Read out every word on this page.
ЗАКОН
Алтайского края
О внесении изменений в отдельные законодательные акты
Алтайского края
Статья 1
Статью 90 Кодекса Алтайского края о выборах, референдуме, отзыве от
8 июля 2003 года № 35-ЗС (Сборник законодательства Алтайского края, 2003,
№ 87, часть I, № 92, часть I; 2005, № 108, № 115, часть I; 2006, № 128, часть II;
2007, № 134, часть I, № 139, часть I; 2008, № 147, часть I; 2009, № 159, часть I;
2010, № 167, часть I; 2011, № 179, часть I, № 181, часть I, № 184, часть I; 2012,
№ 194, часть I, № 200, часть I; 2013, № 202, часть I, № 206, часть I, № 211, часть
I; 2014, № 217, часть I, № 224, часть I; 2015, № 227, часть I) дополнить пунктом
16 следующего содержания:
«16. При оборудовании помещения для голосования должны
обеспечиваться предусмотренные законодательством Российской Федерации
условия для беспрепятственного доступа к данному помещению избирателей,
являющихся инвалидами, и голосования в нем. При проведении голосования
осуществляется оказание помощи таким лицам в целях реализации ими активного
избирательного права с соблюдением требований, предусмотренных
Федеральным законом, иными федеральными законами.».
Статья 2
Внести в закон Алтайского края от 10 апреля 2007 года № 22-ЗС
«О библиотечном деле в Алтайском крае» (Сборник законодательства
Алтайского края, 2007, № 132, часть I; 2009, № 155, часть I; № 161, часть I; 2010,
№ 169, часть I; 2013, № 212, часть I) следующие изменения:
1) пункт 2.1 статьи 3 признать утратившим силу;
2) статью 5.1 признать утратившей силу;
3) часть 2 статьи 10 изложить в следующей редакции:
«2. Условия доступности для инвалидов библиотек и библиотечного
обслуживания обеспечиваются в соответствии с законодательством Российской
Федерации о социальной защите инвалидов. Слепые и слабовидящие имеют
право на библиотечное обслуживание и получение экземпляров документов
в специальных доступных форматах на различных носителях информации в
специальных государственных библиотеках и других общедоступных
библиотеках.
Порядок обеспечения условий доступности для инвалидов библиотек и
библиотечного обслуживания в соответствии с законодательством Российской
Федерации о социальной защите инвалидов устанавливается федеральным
☆ ☆ ☆ ☆ ☆
# WRITTEN TASK
Pull out each record as written and restate it exactly.

# THE ANSWER
Read out every word on this page.
ЗАКОН
Алтайского края
О внесении изменений в отдельные законодательные акты
Алтайского края
Статья 1
Статью 90 Кодекса Алтайского края о выборах, референдуме, отзыве от
8 июля 2003 года № 35-ЗС (Сборник законодательства Алтайского края, 2003,
№ 87, часть I, № 92, часть I; 2005, № 108, № 115, часть I; 2006, № 128, часть II;
2007, № 134, часть I, № 139, часть I; 2008, № 147, часть I; 2009, № 159, часть I;
2010, № 167, часть I; 2011, № 179, часть I, № 181, часть I, № 184, часть I; 2012,
№ 194, часть I, № 200, часть I; 2013, № 202, часть I, № 206, часть I, № 211, часть
I; 2014, № 217, часть I, № 224, часть I; 2015, № 227, часть I) дополнить пунктом
16 следующего содержания:
«16. При оборудовании помещения для голосования должны
обеспечиваться предусмотренные законодательством Российской Федерации
условия для беспрепятственного доступа к данному помещению избирателей,
являющихся инвалидами, и голосования в нем. При проведении голосования
осуществляется оказание помощи таким лицам в целях реализации ими активного
избирательного права с соблюдением требований, предусмотренных
Федеральным законом, иными федеральными законами.».
Статья 2
Внести в закон Алтайского края от 10 апреля 2007 года № 22-ЗС
«О библиотечном деле в Алтайском крае» (Сборник законодательства
Алтайского края, 2007, № 132, часть I; 2009, № 155, часть I; № 161, часть I; 2010,
№ 169, часть I; 2013, № 212, часть I) следующие изменения:
1) пункт 2.1 статьи 3 признать утратившим силу;
2) статью 5.1 признать утратившей силу;
3) часть 2 статьи 10 изложить в следующей редакции:
«2. Условия доступности для инвалидов библиотек и библиотечного
обслуживания обеспечиваются в соответствии с законодательством Российской
Федерации о социальной защите инвалидов. Слепые и слабовидящие имеют
право на библиотечное обслуживание и получение экземпляров документов
в специальных доступных форматах на различных носителях информации в
специальных государственных библиотеках и других общедоступных
библиотеках.
Порядок обеспечения условий доступности для инвалидов библиотек и
библиотечного обслуживания в соответствии с законодательством Российской
Федерации о социальной защите инвалидов устанавливается федеральным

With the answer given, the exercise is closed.